BEGIN
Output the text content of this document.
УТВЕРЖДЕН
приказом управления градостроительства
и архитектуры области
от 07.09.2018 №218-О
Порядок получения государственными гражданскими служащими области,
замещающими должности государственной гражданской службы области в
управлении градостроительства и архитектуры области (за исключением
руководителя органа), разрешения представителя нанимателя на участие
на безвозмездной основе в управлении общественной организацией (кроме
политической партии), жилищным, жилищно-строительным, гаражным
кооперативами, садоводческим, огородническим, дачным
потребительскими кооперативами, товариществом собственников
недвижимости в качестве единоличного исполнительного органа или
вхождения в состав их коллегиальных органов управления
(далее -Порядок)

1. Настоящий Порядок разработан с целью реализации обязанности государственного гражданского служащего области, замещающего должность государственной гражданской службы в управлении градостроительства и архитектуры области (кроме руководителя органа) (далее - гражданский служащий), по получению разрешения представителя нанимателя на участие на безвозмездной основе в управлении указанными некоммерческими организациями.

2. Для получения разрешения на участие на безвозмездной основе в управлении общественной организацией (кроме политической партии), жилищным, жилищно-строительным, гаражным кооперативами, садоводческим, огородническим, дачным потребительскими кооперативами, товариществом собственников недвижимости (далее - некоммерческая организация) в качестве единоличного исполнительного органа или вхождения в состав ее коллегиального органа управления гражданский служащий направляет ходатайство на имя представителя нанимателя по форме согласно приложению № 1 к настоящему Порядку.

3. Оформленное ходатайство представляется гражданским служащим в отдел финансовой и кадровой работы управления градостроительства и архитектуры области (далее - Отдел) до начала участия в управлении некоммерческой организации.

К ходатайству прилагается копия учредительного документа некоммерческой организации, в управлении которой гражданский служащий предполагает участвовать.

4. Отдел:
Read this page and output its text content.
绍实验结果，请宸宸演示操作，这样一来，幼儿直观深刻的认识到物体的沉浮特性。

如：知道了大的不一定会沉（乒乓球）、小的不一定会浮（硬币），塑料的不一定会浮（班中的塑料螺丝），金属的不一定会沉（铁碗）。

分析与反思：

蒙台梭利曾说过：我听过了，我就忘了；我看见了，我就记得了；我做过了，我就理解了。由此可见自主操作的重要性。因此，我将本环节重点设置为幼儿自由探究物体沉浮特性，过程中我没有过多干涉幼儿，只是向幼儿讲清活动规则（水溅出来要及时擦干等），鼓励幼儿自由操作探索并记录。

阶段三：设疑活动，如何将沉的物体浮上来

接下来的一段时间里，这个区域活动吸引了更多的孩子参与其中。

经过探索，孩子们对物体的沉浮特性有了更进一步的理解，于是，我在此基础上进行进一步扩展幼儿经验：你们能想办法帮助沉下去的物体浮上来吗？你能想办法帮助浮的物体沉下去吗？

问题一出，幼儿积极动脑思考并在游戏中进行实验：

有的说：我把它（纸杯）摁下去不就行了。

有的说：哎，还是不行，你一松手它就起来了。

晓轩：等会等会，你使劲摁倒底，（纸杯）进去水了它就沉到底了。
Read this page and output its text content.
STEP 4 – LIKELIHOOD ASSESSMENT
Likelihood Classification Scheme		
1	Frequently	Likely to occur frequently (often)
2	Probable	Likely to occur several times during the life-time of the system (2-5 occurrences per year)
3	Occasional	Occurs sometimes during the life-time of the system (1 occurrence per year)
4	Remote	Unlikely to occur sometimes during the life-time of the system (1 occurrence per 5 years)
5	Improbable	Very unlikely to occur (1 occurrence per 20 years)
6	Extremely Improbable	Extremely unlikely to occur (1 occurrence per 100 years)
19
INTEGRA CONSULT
END
[INSTRUCTIONS FOR THE TASK]
Each line of the listing should be copied exactly.

[PROBLEM SOLUTION]
Output the text content of this document.
УТВЕРЖДЕН
приказом управления градостроительства
и архитектуры области
от 07.09.2018 №218-О
Порядок получения государственными гражданскими служащими области,
замещающими должности государственной гражданской службы области в
управлении градостроительства и архитектуры области (за исключением
руководителя органа), разрешения представителя нанимателя на участие
на безвозмездной основе в управлении общественной организацией (кроме
политической партии), жилищным, жилищно-строительным, гаражным
кооперативами, садоводческим, огородническим, дачным
потребительскими кооперативами, товариществом собственников
недвижимости в качестве единоличного исполнительного органа или
вхождения в состав их коллегиальных органов управления
(далее -Порядок)

1. Настоящий Порядок разработан с целью реализации обязанности государственного гражданского служащего области, замещающего должность государственной гражданской службы в управлении градостроительства и архитектуры области (кроме руководителя органа) (далее - гражданский служащий), по получению разрешения представителя нанимателя на участие на безвозмездной основе в управлении указанными некоммерческими организациями.

2. Для получения разрешения на участие на безвозмездной основе в управлении общественной организацией (кроме политической партии), жилищным, жилищно-строительным, гаражным кооперативами, садоводческим, огородническим, дачным потребительскими кооперативами, товариществом собственников недвижимости (далее - некоммерческая организация) в качестве единоличного исполнительного органа или вхождения в состав ее коллегиального органа управления гражданский служащий направляет ходатайство на имя представителя нанимателя по форме согласно приложению № 1 к настоящему Порядку.

3. Оформленное ходатайство представляется гражданским служащим в отдел финансовой и кадровой работы управления градостроительства и архитектуры области (далее - Отдел) до начала участия в управлении некоммерческой организации.

К ходатайству прилагается копия учредительного документа некоммерческой организации, в управлении которой гражданский служащий предполагает участвовать.

4. Отдел:
Read this page and output its text content.
绍实验结果，请宸宸演示操作，这样一来，幼儿直观深刻的认识到物体的沉浮特性。

如：知道了大的不一定会沉（乒乓球）、小的不一定会浮（硬币），塑料的不一定会浮（班中的塑料螺丝），金属的不一定会沉（铁碗）。

分析与反思：

蒙台梭利曾说过：我听过了，我就忘了；我看见了，我就记得了；我做过了，我就理解了。由此可见自主操作的重要性。因此，我将本环节重点设置为幼儿自由探究物体沉浮特性，过程中我没有过多干涉幼儿，只是向幼儿讲清活动规则（水溅出来要及时擦干等），鼓励幼儿自由操作探索并记录。

阶段三：设疑活动，如何将沉的物体浮上来

接下来的一段时间里，这个区域活动吸引了更多的孩子参与其中。

经过探索，孩子们对物体的沉浮特性有了更进一步的理解，于是，我在此基础上进行进一步扩展幼儿经验：你们能想办法帮助沉下去的物体浮上来吗？你能想办法帮助浮的物体沉下去吗？

问题一出，幼儿积极动脑思考并在游戏中进行实验：

有的说：我把它（纸杯）摁下去不就行了。

有的说：哎，还是不行，你一松手它就起来了。

晓轩：等会等会，你使劲摁倒底，（纸杯）进去水了它就沉到底了。
Read this page and output its text content.
STEP 4 – LIKELIHOOD ASSESSMENT
Likelihood Classification Scheme		
1	Frequently	Likely to occur frequently (often)
2	Probable	Likely to occur several times during the life-time of the system (2-5 occurrences per year)
3	Occasional	Occurs sometimes during the life-time of the system (1 occurrence per year)
4	Remote	Unlikely to occur sometimes during the life-time of the system (1 occurrence per 5 years)
5	Improbable	Very unlikely to occur (1 occurrence per 20 years)
6	Extremely Improbable	Extremely unlikely to occur (1 occurrence per 100 years)
19
INTEGRA CONSULT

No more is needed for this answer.